> [Prompt]:
Reproduce every entry exactly.

> [Record list]:
>>>

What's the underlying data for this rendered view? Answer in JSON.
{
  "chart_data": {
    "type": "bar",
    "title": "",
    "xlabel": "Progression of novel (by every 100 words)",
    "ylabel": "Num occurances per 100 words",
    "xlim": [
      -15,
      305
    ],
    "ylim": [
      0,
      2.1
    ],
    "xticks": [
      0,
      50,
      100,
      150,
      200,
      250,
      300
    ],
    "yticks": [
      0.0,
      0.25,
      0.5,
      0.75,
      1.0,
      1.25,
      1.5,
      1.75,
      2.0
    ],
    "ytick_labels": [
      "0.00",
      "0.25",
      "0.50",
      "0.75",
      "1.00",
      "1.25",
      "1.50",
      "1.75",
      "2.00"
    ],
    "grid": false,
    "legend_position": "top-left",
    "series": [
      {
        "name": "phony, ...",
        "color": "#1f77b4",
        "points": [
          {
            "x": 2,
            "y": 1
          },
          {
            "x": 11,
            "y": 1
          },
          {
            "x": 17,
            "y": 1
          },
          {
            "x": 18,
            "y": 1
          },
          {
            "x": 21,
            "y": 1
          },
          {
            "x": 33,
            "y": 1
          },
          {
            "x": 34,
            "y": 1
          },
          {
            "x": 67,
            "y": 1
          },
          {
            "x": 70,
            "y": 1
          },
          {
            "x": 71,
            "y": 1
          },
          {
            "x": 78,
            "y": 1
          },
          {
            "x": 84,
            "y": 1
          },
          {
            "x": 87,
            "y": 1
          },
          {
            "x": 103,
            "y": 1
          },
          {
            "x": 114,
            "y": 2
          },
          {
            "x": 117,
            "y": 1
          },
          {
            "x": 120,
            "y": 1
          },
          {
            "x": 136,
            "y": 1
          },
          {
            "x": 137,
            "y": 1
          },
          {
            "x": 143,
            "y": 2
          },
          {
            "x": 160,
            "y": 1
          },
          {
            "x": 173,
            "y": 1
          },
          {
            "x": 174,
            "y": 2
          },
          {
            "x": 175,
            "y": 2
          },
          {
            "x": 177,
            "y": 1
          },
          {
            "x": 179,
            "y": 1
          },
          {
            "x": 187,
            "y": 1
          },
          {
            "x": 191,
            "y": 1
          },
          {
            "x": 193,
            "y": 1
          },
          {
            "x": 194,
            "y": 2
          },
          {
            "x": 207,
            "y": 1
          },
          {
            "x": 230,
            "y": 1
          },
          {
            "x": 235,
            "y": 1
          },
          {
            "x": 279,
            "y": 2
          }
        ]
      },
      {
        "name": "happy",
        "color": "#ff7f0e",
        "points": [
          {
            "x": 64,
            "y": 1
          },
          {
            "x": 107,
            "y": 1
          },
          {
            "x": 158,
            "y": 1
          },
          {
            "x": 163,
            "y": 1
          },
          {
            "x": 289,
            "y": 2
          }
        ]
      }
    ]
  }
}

<<<

> [Solution]:
What's the underlying data for this rendered view? Answer in JSON.
{
  "chart_data": {
    "type": "bar",
    "title": "",
    "xlabel": "Progression of novel (by every 100 words)",
    "ylabel": "Num occurances per 100 words",
    "xlim": [
      -15,
      305
    ],
    "ylim": [
      0,
      2.1
    ],
    "xticks": [
      0,
      50,
      100,
      150,
      200,
      250,
      300
    ],
    "yticks": [
      0.0,
      0.25,
      0.5,
      0.75,
      1.0,
      1.25,
      1.5,
      1.75,
      2.0
    ],
    "ytick_labels": [
      "0.00",
      "0.25",
      "0.50",
      "0.75",
      "1.00",
      "1.25",
      "1.50",
      "1.75",
      "2.00"
    ],
    "grid": false,
    "legend_position": "top-left",
    "series": [
      {
        "name": "phony, ...",
        "color": "#1f77b4",
        "points": [
          {
            "x": 2,
            "y": 1
          },
          {
            "x": 11,
            "y": 1
          },
          {
            "x": 17,
            "y": 1
          },
          {
            "x": 18,
            "y": 1
          },
          {
            "x": 21,
            "y": 1
          },
          {
            "x": 33,
            "y": 1
          },
          {
            "x": 34,
            "y": 1
          },
          {
            "x": 67,
            "y": 1
          },
          {
            "x": 70,
            "y": 1
          },
          {
            "x": 71,
            "y": 1
          },
          {
            "x": 78,
            "y": 1
          },
          {
            "x": 84,
            "y": 1
          },
          {
            "x": 87,
            "y": 1
          },
          {
            "x": 103,
            "y": 1
          },
          {
            "x": 114,
            "y": 2
          },
          {
            "x": 117,
            "y": 1
          },
          {
            "x": 120,
            "y": 1
          },
          {
            "x": 136,
            "y": 1
          },
          {
            "x": 137,
            "y": 1
          },
          {
            "x": 143,
            "y": 2
          },
          {
            "x": 160,
            "y": 1
          },
          {
            "x": 173,
            "y": 1
          },
          {
            "x": 174,
            "y": 2
          },
          {
            "x": 175,
            "y": 2
          },
          {
            "x": 177,
            "y": 1
          },
          {
            "x": 179,
            "y": 1
          },
          {
            "x": 187,
            "y": 1
          },
          {
            "x": 191,
            "y": 1
          },
          {
            "x": 193,
            "y": 1
          },
          {
            "x": 194,
            "y": 2
          },
          {
            "x": 207,
            "y": 1
          },
          {
            "x": 230,
            "y": 1
          },
          {
            "x": 235,
            "y": 1
          },
          {
            "x": 279,
            "y": 2
          }
        ]
      },
      {
        "name": "happy",
        "color": "#ff7f0e",
        "points": [
          {
            "x": 64,
            "y": 1
          },
          {
            "x": 107,
            "y": 1
          },
          {
            "x": 158,
            "y": 1
          },
          {
            "x": 163,
            "y": 1
          },
          {
            "x": 289,
            "y": 2
          }
        ]
      }
    ]
  }
}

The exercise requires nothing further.